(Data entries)
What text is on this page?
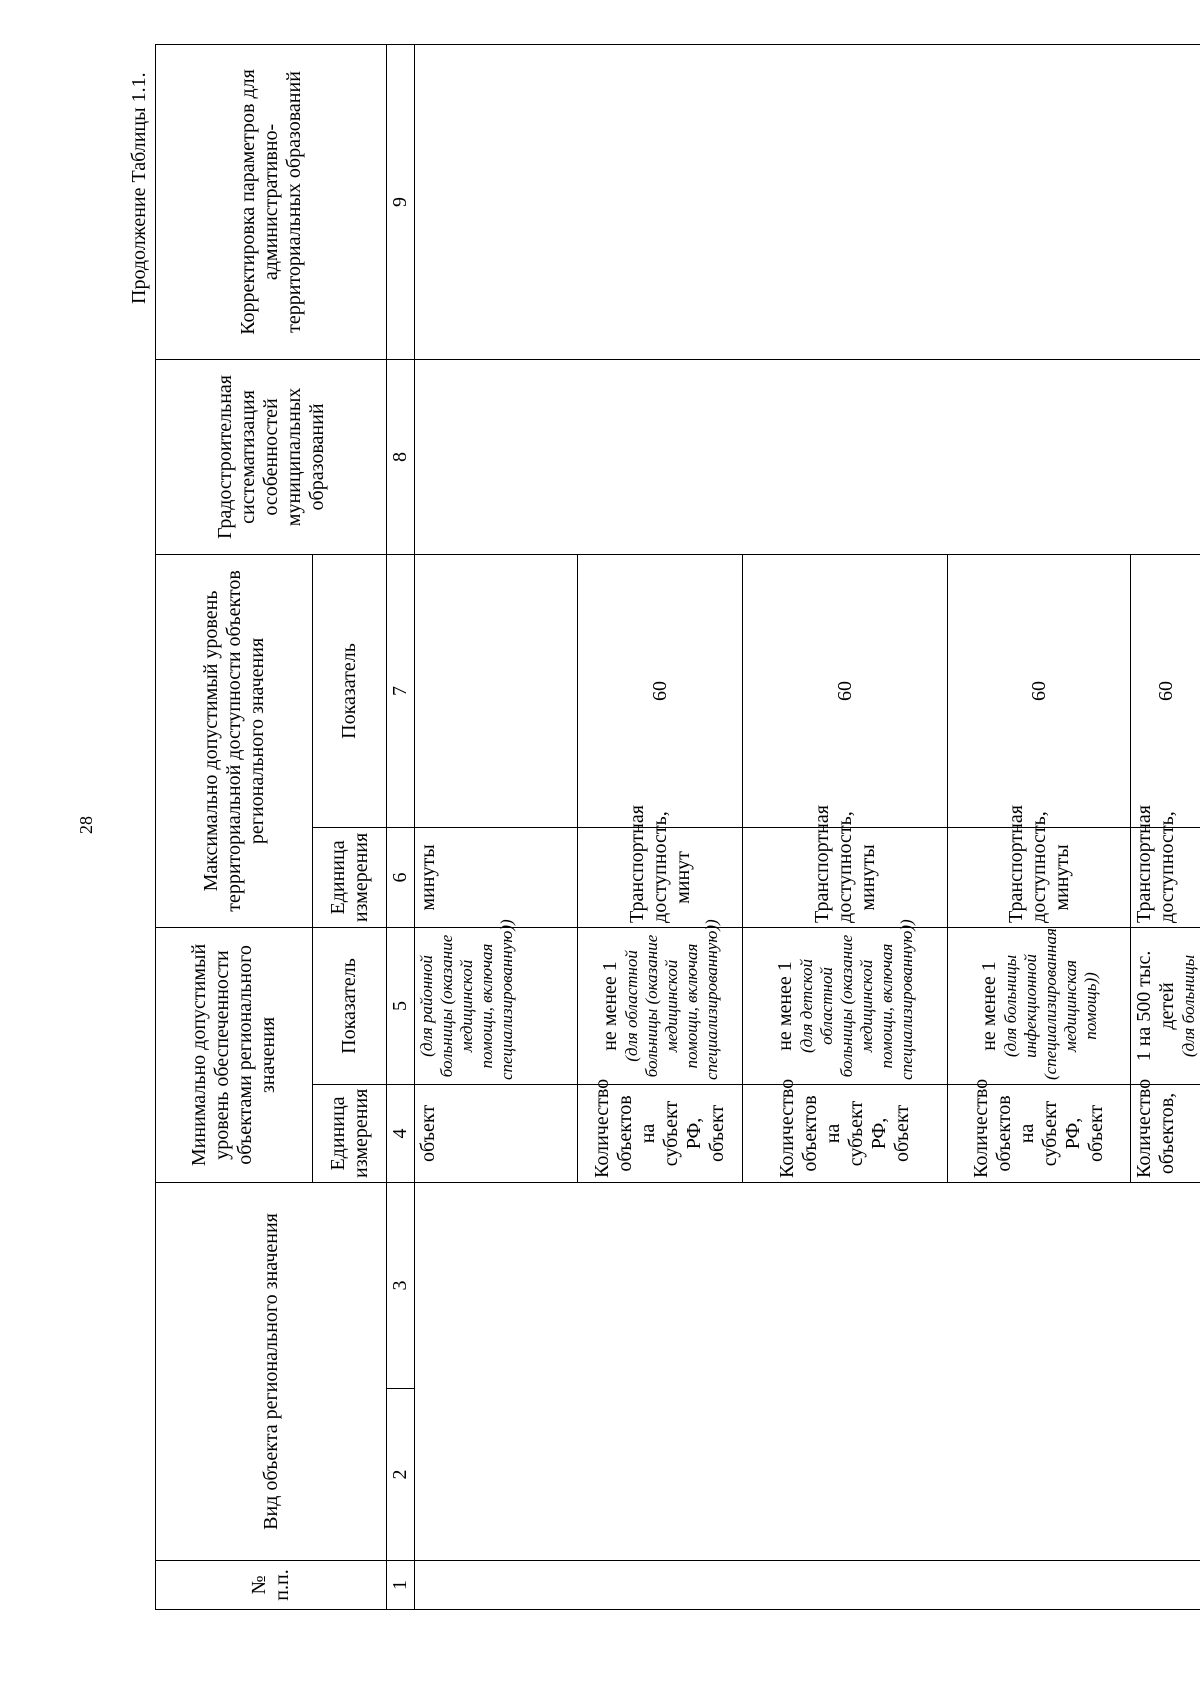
28
Продолжение Таблицы 1.1.
№ п.п.	Вид объекта регионального значения		Минимально допустимый уровень обеспеченности объектами регионального значения		Максимально допустимый уровень территориальной доступности объектов регионального значения		Градостроительная систематизация особенностей муниципальных образований	Корректировка параметров для административно-территориальных образований
			Единица измерения	Показатель	Единица измерения	Показатель		
1	2	3	4	5	6	7	8	9
			объект	(для районной больницы (оказание медицинской помощи, включая специализированную))	минуты			
			Количество объектов на субъект РФ, объект	не менее 1 (для областной больницы (оказание медицинской помощи, включая специализированную))	Транспортная доступность, минут	60		
			Количество объектов на субъект РФ, объект	не менее 1 (для детской областной больницы (оказание медицинской помощи, включая специализированную))	Транспортная доступность, минуты	60		
			Количество объектов на субъект РФ, объект	не менее 1 (для больницы инфекционной (специализированная медицинская помощь))	Транспортная доступность, минуты	60		
			Количество объектов,	1 на 500 тыс. детей (для больницы	Транспортная доступность,	60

▸ Requirement
Reproduce every line from the entries that holds the word "оказание".

▸ Full output
			объект	(для районной больницы (оказание медицинской помощи, включая специализированную))	минуты			
			Количество объектов на субъект РФ, объект	не менее 1 (для областной больницы (оказание медицинской помощи, включая специализированную))	Транспортная доступность, минут	60		
			Количество объектов на субъект РФ, объект	не менее 1 (для детской областной больницы (оказание медицинской помощи, включая специализированную))	Транспортная доступность, минуты	60		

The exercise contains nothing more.